Data tied to figure images
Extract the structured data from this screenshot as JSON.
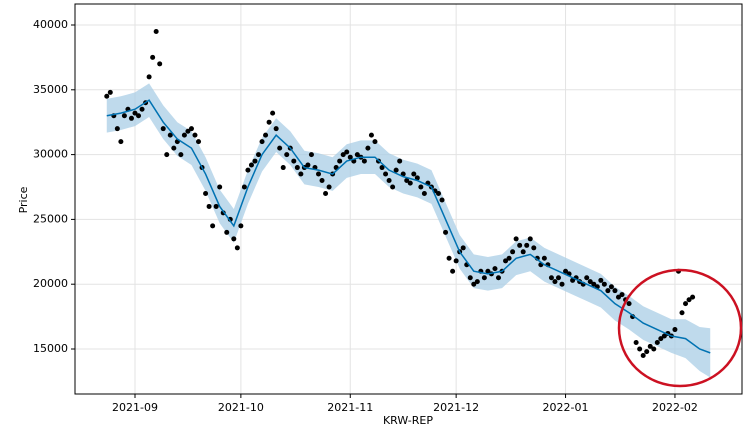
{
  "chart_data": {
    "type": "scatter",
    "xlabel": "KRW-REP",
    "ylabel": "Price",
    "xlim": [
      -17,
      172
    ],
    "ylim": [
      11528,
      41620
    ],
    "xticks": [
      {
        "value": 0,
        "label": "2021-09"
      },
      {
        "value": 30,
        "label": "2021-10"
      },
      {
        "value": 61,
        "label": "2021-11"
      },
      {
        "value": 91,
        "label": "2021-12"
      },
      {
        "value": 122,
        "label": "2022-01"
      },
      {
        "value": 153,
        "label": "2022-02"
      }
    ],
    "yticks": [
      15000,
      20000,
      25000,
      30000,
      35000,
      40000
    ],
    "grid": true,
    "color": "#000000",
    "line_color": "#0072B2",
    "band_color": "#a9cde6",
    "x": [
      -8,
      -7,
      -6,
      -5,
      -4,
      -3,
      -2,
      -1,
      0,
      1,
      2,
      3,
      4,
      5,
      6,
      7,
      8,
      9,
      10,
      11,
      12,
      13,
      14,
      15,
      16,
      17,
      18,
      19,
      20,
      21,
      22,
      23,
      24,
      25,
      26,
      27,
      28,
      29,
      30,
      31,
      32,
      33,
      34,
      35,
      36,
      37,
      38,
      39,
      40,
      41,
      42,
      43,
      44,
      45,
      46,
      47,
      48,
      49,
      50,
      51,
      52,
      53,
      54,
      55,
      56,
      57,
      58,
      59,
      60,
      61,
      62,
      63,
      64,
      65,
      66,
      67,
      68,
      69,
      70,
      71,
      72,
      73,
      74,
      75,
      76,
      77,
      78,
      79,
      80,
      81,
      82,
      83,
      84,
      85,
      86,
      87,
      88,
      89,
      90,
      91,
      92,
      93,
      94,
      95,
      96,
      97,
      98,
      99,
      100,
      101,
      102,
      103,
      104,
      105,
      106,
      107,
      108,
      109,
      110,
      111,
      112,
      113,
      114,
      115,
      116,
      117,
      118,
      119,
      120,
      121,
      122,
      123,
      124,
      125,
      126,
      127,
      128,
      129,
      130,
      131,
      132,
      133,
      134,
      135,
      136,
      137,
      138,
      139,
      140,
      141,
      142,
      143,
      144,
      145,
      146,
      147,
      148,
      149,
      150,
      151,
      152,
      153,
      154,
      155,
      156,
      157,
      158
    ],
    "values": [
      34500,
      34800,
      33000,
      32000,
      31000,
      33000,
      33500,
      32800,
      33200,
      33000,
      33500,
      34000,
      36000,
      37500,
      39500,
      37000,
      32000,
      30000,
      31500,
      30500,
      31000,
      30000,
      31500,
      31800,
      32000,
      31500,
      31000,
      29000,
      27000,
      26000,
      24500,
      26000,
      27500,
      25500,
      24000,
      25000,
      23500,
      22800,
      24500,
      27500,
      28800,
      29200,
      29500,
      30000,
      31000,
      31500,
      32500,
      33200,
      32000,
      30500,
      29000,
      30000,
      30500,
      29500,
      29000,
      28500,
      29000,
      29200,
      30000,
      29000,
      28500,
      28000,
      27000,
      27500,
      28500,
      29000,
      29500,
      30000,
      30200,
      29800,
      29500,
      30000,
      29800,
      29500,
      30500,
      31500,
      31000,
      29500,
      29000,
      28500,
      28000,
      27500,
      28800,
      29500,
      28500,
      28000,
      27800,
      28500,
      28200,
      27500,
      27000,
      27800,
      27500,
      27200,
      27000,
      26500,
      24000,
      22000,
      21000,
      21800,
      22500,
      22800,
      21500,
      20500,
      20000,
      20200,
      21000,
      20500,
      21000,
      20800,
      21200,
      20500,
      21000,
      21800,
      22000,
      22500,
      23500,
      23000,
      22500,
      23000,
      23500,
      22800,
      22000,
      21500,
      22000,
      21500,
      20500,
      20200,
      20500,
      20000,
      21000,
      20800,
      20300,
      20500,
      20200,
      20000,
      20500,
      20200,
      20000,
      19800,
      20300,
      20000,
      19500,
      19800,
      19500,
      19000,
      19200,
      18800,
      18500,
      17500,
      15500,
      15000,
      14500,
      14800,
      15200,
      15000,
      15500,
      15800,
      16000,
      16200,
      16000,
      16500,
      21000,
      17800,
      18500,
      18800,
      19000
    ],
    "forecast_x": [
      -8,
      -4,
      0,
      4,
      8,
      12,
      16,
      20,
      24,
      28,
      32,
      36,
      40,
      44,
      48,
      52,
      56,
      60,
      64,
      68,
      72,
      76,
      80,
      84,
      88,
      92,
      96,
      100,
      104,
      108,
      112,
      116,
      120,
      124,
      128,
      132,
      136,
      140,
      144,
      148,
      152,
      156,
      160,
      163
    ],
    "forecast": [
      33000,
      33200,
      33500,
      34200,
      32500,
      31200,
      30500,
      28500,
      26000,
      24500,
      27500,
      30000,
      31500,
      30500,
      29000,
      28800,
      28500,
      29500,
      29800,
      29800,
      28800,
      28300,
      28000,
      27500,
      25000,
      22500,
      21000,
      20800,
      21000,
      22000,
      22300,
      21500,
      21000,
      20500,
      20000,
      19500,
      18500,
      17800,
      17000,
      16500,
      16000,
      15800,
      15000,
      14700
    ],
    "forecast_lower": [
      31700,
      31900,
      32200,
      32900,
      31200,
      29900,
      29200,
      27200,
      24700,
      23200,
      26200,
      28700,
      30200,
      29200,
      27700,
      27500,
      27200,
      28200,
      28500,
      28500,
      27500,
      27000,
      26700,
      26200,
      23700,
      21200,
      19700,
      19500,
      19700,
      20700,
      21000,
      20200,
      19700,
      19200,
      18700,
      18200,
      17200,
      16500,
      15700,
      15200,
      14700,
      14300,
      13300,
      12800
    ],
    "forecast_upper": [
      34300,
      34500,
      34800,
      35500,
      33800,
      32500,
      31800,
      29800,
      27300,
      25800,
      28800,
      31300,
      32800,
      31800,
      30300,
      30100,
      29800,
      30800,
      31100,
      31100,
      30100,
      29600,
      29300,
      28800,
      26300,
      23800,
      22300,
      22100,
      22300,
      23300,
      23600,
      22800,
      22300,
      21800,
      21300,
      20800,
      19800,
      19100,
      18300,
      17800,
      17300,
      17300,
      16700,
      16600
    ]
  }
}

- [What is asked] Repeat each entry exactly. Pictures do not belong in the copy.

- [Task result]
Extract the structured data from this screenshot as JSON.
{
  "chart_data": {
    "type": "scatter",
    "xlabel": "KRW-REP",
    "ylabel": "Price",
    "xlim": [
      -17,
      172
    ],
    "ylim": [
      11528,
      41620
    ],
    "xticks": [
      {
        "value": 0,
        "label": "2021-09"
      },
      {
        "value": 30,
        "label": "2021-10"
      },
      {
        "value": 61,
        "label": "2021-11"
      },
      {
        "value": 91,
        "label": "2021-12"
      },
      {
        "value": 122,
        "label": "2022-01"
      },
      {
        "value": 153,
        "label": "2022-02"
      }
    ],
    "yticks": [
      15000,
      20000,
      25000,
      30000,
      35000,
      40000
    ],
    "grid": true,
    "color": "#000000",
    "line_color": "#0072B2",
    "band_color": "#a9cde6",
    "x": [
      -8,
      -7,
      -6,
      -5,
      -4,
      -3,
      -2,
      -1,
      0,
      1,
      2,
      3,
      4,
      5,
      6,
      7,
      8,
      9,
      10,
      11,
      12,
      13,
      14,
      15,
      16,
      17,
      18,
      19,
      20,
      21,
      22,
      23,
      24,
      25,
      26,
      27,
      28,
      29,
      30,
      31,
      32,
      33,
      34,
      35,
      36,
      37,
      38,
      39,
      40,
      41,
      42,
      43,
      44,
      45,
      46,
      47,
      48,
      49,
      50,
      51,
      52,
      53,
      54,
      55,
      56,
      57,
      58,
      59,
      60,
      61,
      62,
      63,
      64,
      65,
      66,
      67,
      68,
      69,
      70,
      71,
      72,
      73,
      74,
      75,
      76,
      77,
      78,
      79,
      80,
      81,
      82,
      83,
      84,
      85,
      86,
      87,
      88,
      89,
      90,
      91,
      92,
      93,
      94,
      95,
      96,
      97,
      98,
      99,
      100,
      101,
      102,
      103,
      104,
      105,
      106,
      107,
      108,
      109,
      110,
      111,
      112,
      113,
      114,
      115,
      116,
      117,
      118,
      119,
      120,
      121,
      122,
      123,
      124,
      125,
      126,
      127,
      128,
      129,
      130,
      131,
      132,
      133,
      134,
      135,
      136,
      137,
      138,
      139,
      140,
      141,
      142,
      143,
      144,
      145,
      146,
      147,
      148,
      149,
      150,
      151,
      152,
      153,
      154,
      155,
      156,
      157,
      158
    ],
    "values": [
      34500,
      34800,
      33000,
      32000,
      31000,
      33000,
      33500,
      32800,
      33200,
      33000,
      33500,
      34000,
      36000,
      37500,
      39500,
      37000,
      32000,
      30000,
      31500,
      30500,
      31000,
      30000,
      31500,
      31800,
      32000,
      31500,
      31000,
      29000,
      27000,
      26000,
      24500,
      26000,
      27500,
      25500,
      24000,
      25000,
      23500,
      22800,
      24500,
      27500,
      28800,
      29200,
      29500,
      30000,
      31000,
      31500,
      32500,
      33200,
      32000,
      30500,
      29000,
      30000,
      30500,
      29500,
      29000,
      28500,
      29000,
      29200,
      30000,
      29000,
      28500,
      28000,
      27000,
      27500,
      28500,
      29000,
      29500,
      30000,
      30200,
      29800,
      29500,
      30000,
      29800,
      29500,
      30500,
      31500,
      31000,
      29500,
      29000,
      28500,
      28000,
      27500,
      28800,
      29500,
      28500,
      28000,
      27800,
      28500,
      28200,
      27500,
      27000,
      27800,
      27500,
      27200,
      27000,
      26500,
      24000,
      22000,
      21000,
      21800,
      22500,
      22800,
      21500,
      20500,
      20000,
      20200,
      21000,
      20500,
      21000,
      20800,
      21200,
      20500,
      21000,
      21800,
      22000,
      22500,
      23500,
      23000,
      22500,
      23000,
      23500,
      22800,
      22000,
      21500,
      22000,
      21500,
      20500,
      20200,
      20500,
      20000,
      21000,
      20800,
      20300,
      20500,
      20200,
      20000,
      20500,
      20200,
      20000,
      19800,
      20300,
      20000,
      19500,
      19800,
      19500,
      19000,
      19200,
      18800,
      18500,
      17500,
      15500,
      15000,
      14500,
      14800,
      15200,
      15000,
      15500,
      15800,
      16000,
      16200,
      16000,
      16500,
      21000,
      17800,
      18500,
      18800,
      19000
    ],
    "forecast_x": [
      -8,
      -4,
      0,
      4,
      8,
      12,
      16,
      20,
      24,
      28,
      32,
      36,
      40,
      44,
      48,
      52,
      56,
      60,
      64,
      68,
      72,
      76,
      80,
      84,
      88,
      92,
      96,
      100,
      104,
      108,
      112,
      116,
      120,
      124,
      128,
      132,
      136,
      140,
      144,
      148,
      152,
      156,
      160,
      163
    ],
    "forecast": [
      33000,
      33200,
      33500,
      34200,
      32500,
      31200,
      30500,
      28500,
      26000,
      24500,
      27500,
      30000,
      31500,
      30500,
      29000,
      28800,
      28500,
      29500,
      29800,
      29800,
      28800,
      28300,
      28000,
      27500,
      25000,
      22500,
      21000,
      20800,
      21000,
      22000,
      22300,
      21500,
      21000,
      20500,
      20000,
      19500,
      18500,
      17800,
      17000,
      16500,
      16000,
      15800,
      15000,
      14700
    ],
    "forecast_lower": [
      31700,
      31900,
      32200,
      32900,
      31200,
      29900,
      29200,
      27200,
      24700,
      23200,
      26200,
      28700,
      30200,
      29200,
      27700,
      27500,
      27200,
      28200,
      28500,
      28500,
      27500,
      27000,
      26700,
      26200,
      23700,
      21200,
      19700,
      19500,
      19700,
      20700,
      21000,
      20200,
      19700,
      19200,
      18700,
      18200,
      17200,
      16500,
      15700,
      15200,
      14700,
      14300,
      13300,
      12800
    ],
    "forecast_upper": [
      34300,
      34500,
      34800,
      35500,
      33800,
      32500,
      31800,
      29800,
      27300,
      25800,
      28800,
      31300,
      32800,
      31800,
      30300,
      30100,
      29800,
      30800,
      31100,
      31100,
      30100,
      29600,
      29300,
      28800,
      26300,
      23800,
      22300,
      22100,
      22300,
      23300,
      23600,
      22800,
      22300,
      21800,
      21300,
      20800,
      19800,
      19100,
      18300,
      17800,
      17300,
      17300,
      16700,
      16600
    ]
  }
}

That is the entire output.